===== Data shown

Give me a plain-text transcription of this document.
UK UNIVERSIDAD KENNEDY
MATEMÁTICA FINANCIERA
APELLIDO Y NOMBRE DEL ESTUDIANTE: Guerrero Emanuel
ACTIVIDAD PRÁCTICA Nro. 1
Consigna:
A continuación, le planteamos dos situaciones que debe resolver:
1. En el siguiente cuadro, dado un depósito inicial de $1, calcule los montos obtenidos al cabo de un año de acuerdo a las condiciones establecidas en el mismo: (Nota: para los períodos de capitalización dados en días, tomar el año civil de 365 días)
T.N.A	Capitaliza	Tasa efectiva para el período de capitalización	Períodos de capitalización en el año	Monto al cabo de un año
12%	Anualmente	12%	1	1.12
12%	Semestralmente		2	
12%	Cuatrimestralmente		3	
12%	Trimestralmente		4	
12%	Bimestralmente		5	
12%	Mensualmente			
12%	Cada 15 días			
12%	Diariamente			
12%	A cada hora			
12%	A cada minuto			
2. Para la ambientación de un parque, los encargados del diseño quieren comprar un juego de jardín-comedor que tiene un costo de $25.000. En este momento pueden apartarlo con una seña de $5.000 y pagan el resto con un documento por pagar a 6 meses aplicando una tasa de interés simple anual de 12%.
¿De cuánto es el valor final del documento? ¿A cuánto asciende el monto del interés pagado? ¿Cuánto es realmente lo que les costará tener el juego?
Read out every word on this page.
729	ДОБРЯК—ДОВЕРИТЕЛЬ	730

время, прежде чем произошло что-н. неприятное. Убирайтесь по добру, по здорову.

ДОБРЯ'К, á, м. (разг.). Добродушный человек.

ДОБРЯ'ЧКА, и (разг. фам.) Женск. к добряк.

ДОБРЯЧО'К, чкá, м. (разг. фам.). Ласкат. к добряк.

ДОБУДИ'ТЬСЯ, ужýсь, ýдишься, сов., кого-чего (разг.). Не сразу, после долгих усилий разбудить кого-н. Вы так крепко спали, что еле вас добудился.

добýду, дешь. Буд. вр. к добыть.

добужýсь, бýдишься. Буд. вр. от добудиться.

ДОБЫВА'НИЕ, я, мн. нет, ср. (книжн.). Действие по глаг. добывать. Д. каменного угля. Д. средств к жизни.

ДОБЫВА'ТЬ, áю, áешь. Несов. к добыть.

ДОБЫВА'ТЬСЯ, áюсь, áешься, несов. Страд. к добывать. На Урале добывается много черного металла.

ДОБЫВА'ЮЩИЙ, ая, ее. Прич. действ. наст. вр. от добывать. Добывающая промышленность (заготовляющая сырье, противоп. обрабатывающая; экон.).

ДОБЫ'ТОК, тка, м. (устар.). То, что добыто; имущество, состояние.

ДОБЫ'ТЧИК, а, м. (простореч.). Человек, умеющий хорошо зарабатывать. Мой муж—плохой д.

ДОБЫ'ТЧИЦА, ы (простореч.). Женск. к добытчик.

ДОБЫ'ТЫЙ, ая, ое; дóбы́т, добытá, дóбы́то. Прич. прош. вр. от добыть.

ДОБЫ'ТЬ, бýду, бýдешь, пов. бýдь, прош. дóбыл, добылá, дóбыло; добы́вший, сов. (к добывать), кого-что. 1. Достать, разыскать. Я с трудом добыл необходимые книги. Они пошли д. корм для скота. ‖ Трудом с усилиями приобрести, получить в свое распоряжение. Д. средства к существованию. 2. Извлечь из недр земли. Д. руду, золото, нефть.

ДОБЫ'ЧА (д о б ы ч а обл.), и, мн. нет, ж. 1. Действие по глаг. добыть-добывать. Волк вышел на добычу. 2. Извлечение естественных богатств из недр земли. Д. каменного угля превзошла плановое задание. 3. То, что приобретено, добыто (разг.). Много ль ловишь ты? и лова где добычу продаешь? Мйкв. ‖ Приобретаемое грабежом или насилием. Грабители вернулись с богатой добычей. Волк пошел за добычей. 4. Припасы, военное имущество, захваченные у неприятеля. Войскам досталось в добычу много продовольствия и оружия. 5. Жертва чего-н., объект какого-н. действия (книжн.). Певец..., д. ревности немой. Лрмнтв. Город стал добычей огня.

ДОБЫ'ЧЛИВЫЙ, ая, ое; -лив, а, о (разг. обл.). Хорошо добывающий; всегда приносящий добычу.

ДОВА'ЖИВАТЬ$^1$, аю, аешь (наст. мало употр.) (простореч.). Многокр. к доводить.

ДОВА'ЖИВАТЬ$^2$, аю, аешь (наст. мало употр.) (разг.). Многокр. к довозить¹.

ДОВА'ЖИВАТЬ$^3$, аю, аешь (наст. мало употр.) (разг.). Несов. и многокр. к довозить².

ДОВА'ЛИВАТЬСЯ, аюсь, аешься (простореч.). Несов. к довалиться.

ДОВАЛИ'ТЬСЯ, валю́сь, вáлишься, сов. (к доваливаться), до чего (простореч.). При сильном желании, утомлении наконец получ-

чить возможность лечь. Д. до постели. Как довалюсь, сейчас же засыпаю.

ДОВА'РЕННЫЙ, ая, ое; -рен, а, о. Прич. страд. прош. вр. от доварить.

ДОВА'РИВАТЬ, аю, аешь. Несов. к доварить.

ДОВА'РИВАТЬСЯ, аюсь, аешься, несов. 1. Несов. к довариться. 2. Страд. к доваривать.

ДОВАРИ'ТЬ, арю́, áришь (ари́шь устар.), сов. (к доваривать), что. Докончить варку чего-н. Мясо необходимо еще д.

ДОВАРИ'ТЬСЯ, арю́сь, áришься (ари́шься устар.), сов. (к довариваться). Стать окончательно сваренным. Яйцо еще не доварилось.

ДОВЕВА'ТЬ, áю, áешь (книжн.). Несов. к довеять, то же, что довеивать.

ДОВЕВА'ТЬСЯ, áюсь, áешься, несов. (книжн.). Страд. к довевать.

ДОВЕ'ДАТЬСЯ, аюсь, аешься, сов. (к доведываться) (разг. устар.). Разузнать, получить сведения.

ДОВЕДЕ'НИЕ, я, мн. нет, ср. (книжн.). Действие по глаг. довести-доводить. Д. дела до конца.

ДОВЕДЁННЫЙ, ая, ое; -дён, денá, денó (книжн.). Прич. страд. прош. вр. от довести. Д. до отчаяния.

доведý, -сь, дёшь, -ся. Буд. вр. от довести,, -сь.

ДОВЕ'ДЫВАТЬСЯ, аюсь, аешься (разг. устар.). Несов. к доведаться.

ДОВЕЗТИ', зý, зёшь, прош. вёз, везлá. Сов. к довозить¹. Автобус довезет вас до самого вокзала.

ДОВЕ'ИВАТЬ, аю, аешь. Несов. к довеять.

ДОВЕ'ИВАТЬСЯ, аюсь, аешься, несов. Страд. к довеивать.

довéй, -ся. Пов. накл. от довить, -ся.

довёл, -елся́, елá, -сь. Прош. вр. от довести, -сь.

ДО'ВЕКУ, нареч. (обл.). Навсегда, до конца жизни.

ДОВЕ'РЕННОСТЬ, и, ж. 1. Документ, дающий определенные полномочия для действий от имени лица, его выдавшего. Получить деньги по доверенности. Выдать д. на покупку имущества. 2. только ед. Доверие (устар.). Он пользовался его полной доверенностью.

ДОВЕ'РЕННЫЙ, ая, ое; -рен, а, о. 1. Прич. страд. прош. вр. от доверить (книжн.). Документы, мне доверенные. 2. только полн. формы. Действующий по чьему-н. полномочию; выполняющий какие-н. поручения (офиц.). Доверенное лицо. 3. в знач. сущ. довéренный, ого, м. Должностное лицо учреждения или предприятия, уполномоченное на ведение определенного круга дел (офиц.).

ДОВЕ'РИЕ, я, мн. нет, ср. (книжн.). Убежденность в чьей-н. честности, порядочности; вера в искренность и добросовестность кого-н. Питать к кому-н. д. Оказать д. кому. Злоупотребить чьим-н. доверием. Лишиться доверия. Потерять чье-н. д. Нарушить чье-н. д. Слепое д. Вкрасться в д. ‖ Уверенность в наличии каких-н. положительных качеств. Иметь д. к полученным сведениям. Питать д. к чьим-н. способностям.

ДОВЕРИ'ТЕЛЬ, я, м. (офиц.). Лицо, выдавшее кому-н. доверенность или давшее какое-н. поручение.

==========

Prompt
Of the lines in the listing above, how many hold the string "Действие"? Reply with the number only.

Answer to this exercise
3